• What is needed
Word for word, transcribe the lines below and drop the pictures.
>> Start Data excerpts
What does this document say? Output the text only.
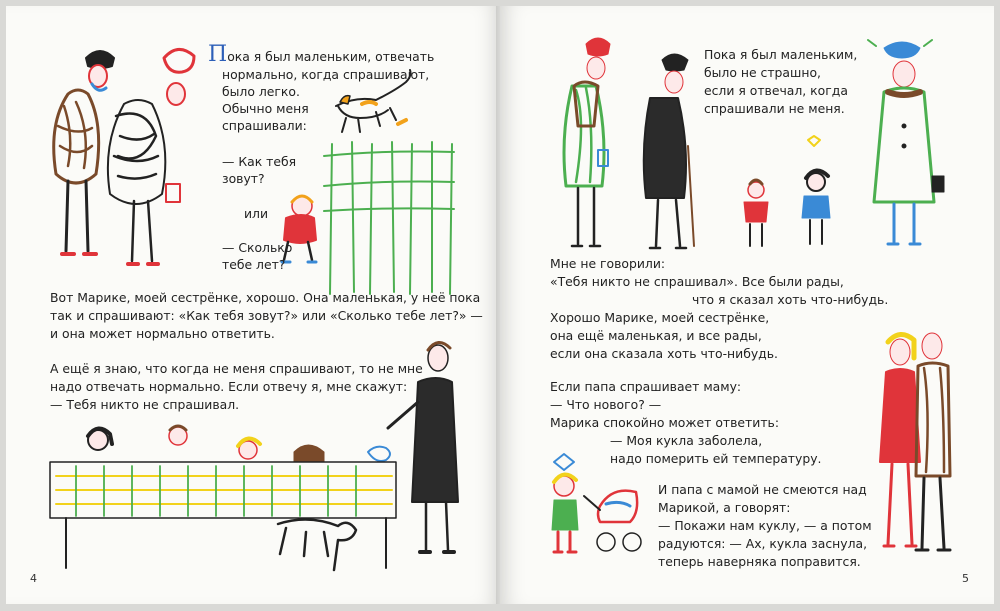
Пока я был маленьким, отвечать
нормально, когда спрашивают,
было легко.
Обычно меня
спрашивали:
— Как тебя
зовут?
или
— Сколько
тебе лет?
Вот Марике, моей сестрёнке, хорошо. Она маленькая, у неё пока
так и спрашивают: «Как тебя зовут?» или «Сколько тебе лет?» —
и она может нормально ответить.
А ещё я знаю, что когда не меня спрашивают, то не мне
надо отвечать нормально. Если отвечу я, мне скажут:
— Тебя никто не спрашивал.
4
Пока я был маленьким,
было не страшно,
если я отвечал, когда
спрашивали не меня.
Мне не говорили:
«Тебя никто не спрашивал». Все были рады,
что я сказал хоть что-нибудь.
Хорошо Марике, моей сестрёнке,
она ещё маленькая, и все рады,
если она сказала хоть что-нибудь.
Если папа спрашивает маму:
— Что нового? —
Марика спокойно может ответить:
— Моя кукла заболела,
надо померить ей температуру.
И папа с мамой не смеются над
Марикой, а говорят:
— Покажи нам куклу, — а потом
радуются: — Ах, кукла заснула,
теперь наверняка поправится.
5
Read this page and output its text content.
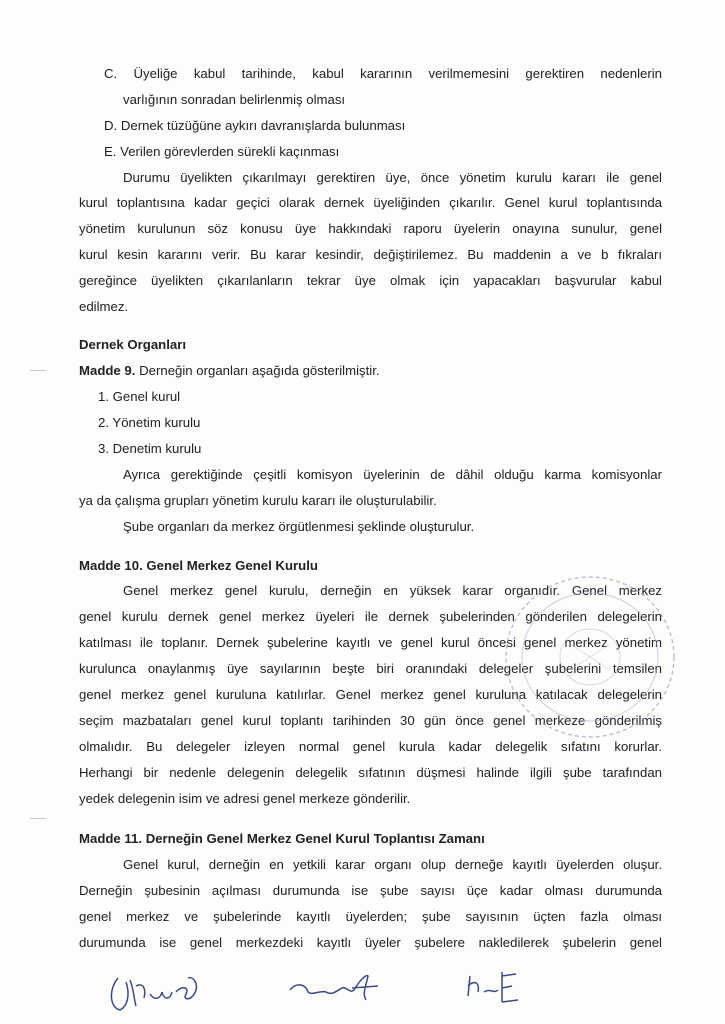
C. Üyeliğe kabul tarihinde, kabul kararının verilmemesini gerektiren nedenlerin
varlığının sonradan belirlenmiş olması
D. Dernek tüzüğüne aykırı davranışlarda bulunması
E. Verilen görevlerden sürekli kaçınması
Durumu üyelikten çıkarılmayı gerektiren üye, önce yönetim kurulu kararı ile genel
kurul toplantısına kadar geçici olarak dernek üyeliğinden çıkarılır. Genel kurul toplantısında
yönetim kurulunun söz konusu üye hakkındaki raporu üyelerin onayına sunulur, genel
kurul kesin kararını verir. Bu karar kesindir, değiştirilemez. Bu maddenin a ve b fıkraları
gereğince üyelikten çıkarılanların tekrar üye olmak için yapacakları başvurular kabul
edilmez.
Dernek Organları
Madde 9. Derneğin organları aşağıda gösterilmiştir.
1. Genel kurul
2. Yönetim kurulu
3. Denetim kurulu
Ayrıca gerektiğinde çeşitli komisyon üyelerinin de dâhil olduğu karma komisyonlar
ya da çalışma grupları yönetim kurulu kararı ile oluşturulabilir.
Şube organları da merkez örgütlenmesi şeklinde oluşturulur.
Madde 10. Genel Merkez Genel Kurulu
Genel merkez genel kurulu, derneğin en yüksek karar organıdır. Genel merkez
genel kurulu dernek genel merkez üyeleri ile dernek şubelerinden gönderilen delegelerin
katılması ile toplanır. Dernek şubelerine kayıtlı ve genel kurul öncesi genel merkez yönetim
kurulunca onaylanmış üye sayılarının beşte biri oranındaki delegeler şubelerini temsilen
genel merkez genel kuruluna katılırlar. Genel merkez genel kuruluna katılacak delegelerin
seçim mazbataları genel kurul toplantı tarihinden 30 gün önce genel merkeze gönderilmiş
olmalıdır. Bu delegeler izleyen normal genel kurula kadar delegelik sıfatını korurlar.
Herhangi bir nedenle delegenin delegelik sıfatının düşmesi halinde ilgili şube tarafından
yedek delegenin isim ve adresi genel merkeze gönderilir.
Madde 11. Derneğin Genel Merkez Genel Kurul Toplantısı Zamanı
Genel kurul, derneğin en yetkili karar organı olup derneğe kayıtlı üyelerden oluşur.
Derneğin şubesinin açılması durumunda ise şube sayısı üçe kadar olması durumunda
genel merkez ve şubelerinde kayıtlı üyelerden; şube sayısının üçten fazla olması
durumunda ise genel merkezdeki kayıtlı üyeler şubelere nakledilerek şubelerin genel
>> End Data excerpts
• Written answer
What does this document say? Output the text only.
Пока я был маленьким, отвечать
нормально, когда спрашивают,
было легко.
Обычно меня
спрашивали:
— Как тебя
зовут?
или
— Сколько
тебе лет?
Вот Марике, моей сестрёнке, хорошо. Она маленькая, у неё пока
так и спрашивают: «Как тебя зовут?» или «Сколько тебе лет?» —
и она может нормально ответить.
А ещё я знаю, что когда не меня спрашивают, то не мне
надо отвечать нормально. Если отвечу я, мне скажут:
— Тебя никто не спрашивал.
4
Пока я был маленьким,
было не страшно,
если я отвечал, когда
спрашивали не меня.
Мне не говорили:
«Тебя никто не спрашивал». Все были рады,
что я сказал хоть что-нибудь.
Хорошо Марике, моей сестрёнке,
она ещё маленькая, и все рады,
если она сказала хоть что-нибудь.
Если папа спрашивает маму:
— Что нового? —
Марика спокойно может ответить:
— Моя кукла заболела,
надо померить ей температуру.
И папа с мамой не смеются над
Марикой, а говорят:
— Покажи нам куклу, — а потом
радуются: — Ах, кукла заснула,
теперь наверняка поправится.
5
Read this page and output its text content.
C. Üyeliğe kabul tarihinde, kabul kararının verilmemesini gerektiren nedenlerin
varlığının sonradan belirlenmiş olması
D. Dernek tüzüğüne aykırı davranışlarda bulunması
E. Verilen görevlerden sürekli kaçınması
Durumu üyelikten çıkarılmayı gerektiren üye, önce yönetim kurulu kararı ile genel
kurul toplantısına kadar geçici olarak dernek üyeliğinden çıkarılır. Genel kurul toplantısında
yönetim kurulunun söz konusu üye hakkındaki raporu üyelerin onayına sunulur, genel
kurul kesin kararını verir. Bu karar kesindir, değiştirilemez. Bu maddenin a ve b fıkraları
gereğince üyelikten çıkarılanların tekrar üye olmak için yapacakları başvurular kabul
edilmez.
Dernek Organları
Madde 9. Derneğin organları aşağıda gösterilmiştir.
1. Genel kurul
2. Yönetim kurulu
3. Denetim kurulu
Ayrıca gerektiğinde çeşitli komisyon üyelerinin de dâhil olduğu karma komisyonlar
ya da çalışma grupları yönetim kurulu kararı ile oluşturulabilir.
Şube organları da merkez örgütlenmesi şeklinde oluşturulur.
Madde 10. Genel Merkez Genel Kurulu
Genel merkez genel kurulu, derneğin en yüksek karar organıdır. Genel merkez
genel kurulu dernek genel merkez üyeleri ile dernek şubelerinden gönderilen delegelerin
katılması ile toplanır. Dernek şubelerine kayıtlı ve genel kurul öncesi genel merkez yönetim
kurulunca onaylanmış üye sayılarının beşte biri oranındaki delegeler şubelerini temsilen
genel merkez genel kuruluna katılırlar. Genel merkez genel kuruluna katılacak delegelerin
seçim mazbataları genel kurul toplantı tarihinden 30 gün önce genel merkeze gönderilmiş
olmalıdır. Bu delegeler izleyen normal genel kurula kadar delegelik sıfatını korurlar.
Herhangi bir nedenle delegenin delegelik sıfatının düşmesi halinde ilgili şube tarafından
yedek delegenin isim ve adresi genel merkeze gönderilir.
Madde 11. Derneğin Genel Merkez Genel Kurul Toplantısı Zamanı
Genel kurul, derneğin en yetkili karar organı olup derneğe kayıtlı üyelerden oluşur.
Derneğin şubesinin açılması durumunda ise şube sayısı üçe kadar olması durumunda
genel merkez ve şubelerinde kayıtlı üyelerden; şube sayısının üçten fazla olması
durumunda ise genel merkezdeki kayıtlı üyeler şubelere nakledilerek şubelerin genel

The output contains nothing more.